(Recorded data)
◆ ◆ ◆ ◆ ◆ ◆ ◆

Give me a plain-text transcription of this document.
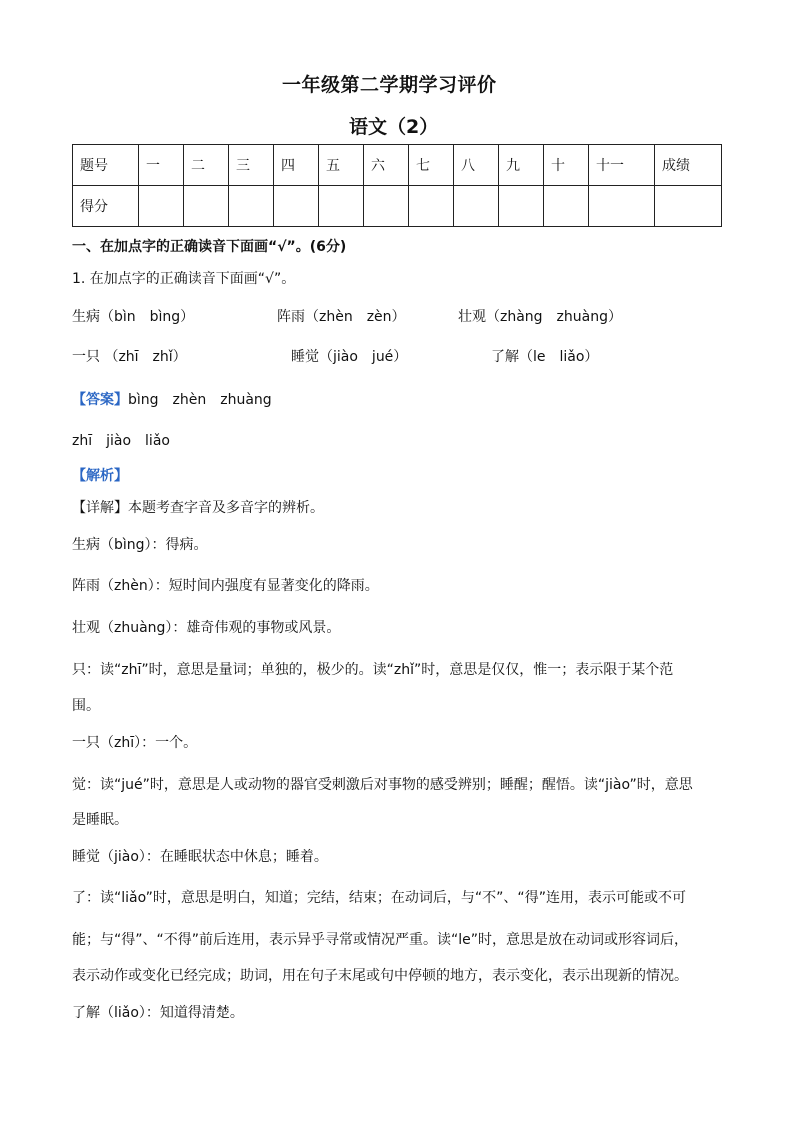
一年级第二学期学习评价
语文（2）
题号	一	二	三	四	五	六	七	八	九	十	十一	成绩
得分												
一、在加点字的正确读音下面画“√”。(6分)
1. 在加点字的正确读音下面画“√”。
生病（bìn　bìng）	阵雨（zhèn　zèn）	壮观（zhàng　zhuàng）
一只 （zhī　zhǐ）	睡觉（jiào　jué）	了解（le　liǎo）
【答案】bìng　zhèn　zhuàng
zhī　jiào　liǎo
【解析】
【详解】本题考查字音及多音字的辨析。
生病（bìng）：得病。
阵雨（zhèn）：短时间内强度有显著变化的降雨。
壮观（zhuàng）：雄奇伟观的事物或风景。
只：读“zhī”时，意思是量词；单独的，极少的。读“zhǐ”时，意思是仅仅，惟一；表示限于某个范
围。
一只（zhī）：一个。
觉：读“jué”时，意思是人或动物的器官受刺激后对事物的感受辨别；睡醒；醒悟。读“jiào”时，意思
是睡眠。
睡觉（jiào）：在睡眠状态中休息；睡着。
了：读“liǎo”时，意思是明白，知道；完结，结束；在动词后，与“不”、“得”连用，表示可能或不可
能；与“得”、“不得”前后连用，表示异乎寻常或情况严重。读“le”时，意思是放在动词或形容词后，
表示动作或变化已经完成；助词，用在句子末尾或句中停顿的地方，表示变化，表示出现新的情况。
了解（liǎo）：知道得清楚。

◆ ◆ ◆ ◆ ◆ ◆ ◆

Task brief -
Search the data for "zhèn". Copy every matching line.

Finished task -
生病（bìn　bìng）	阵雨（zhèn　zèn）	壮观（zhàng　zhuàng）
【答案】bìng　zhèn　zhuàng
阵雨（zhèn）：短时间内强度有显著变化的降雨。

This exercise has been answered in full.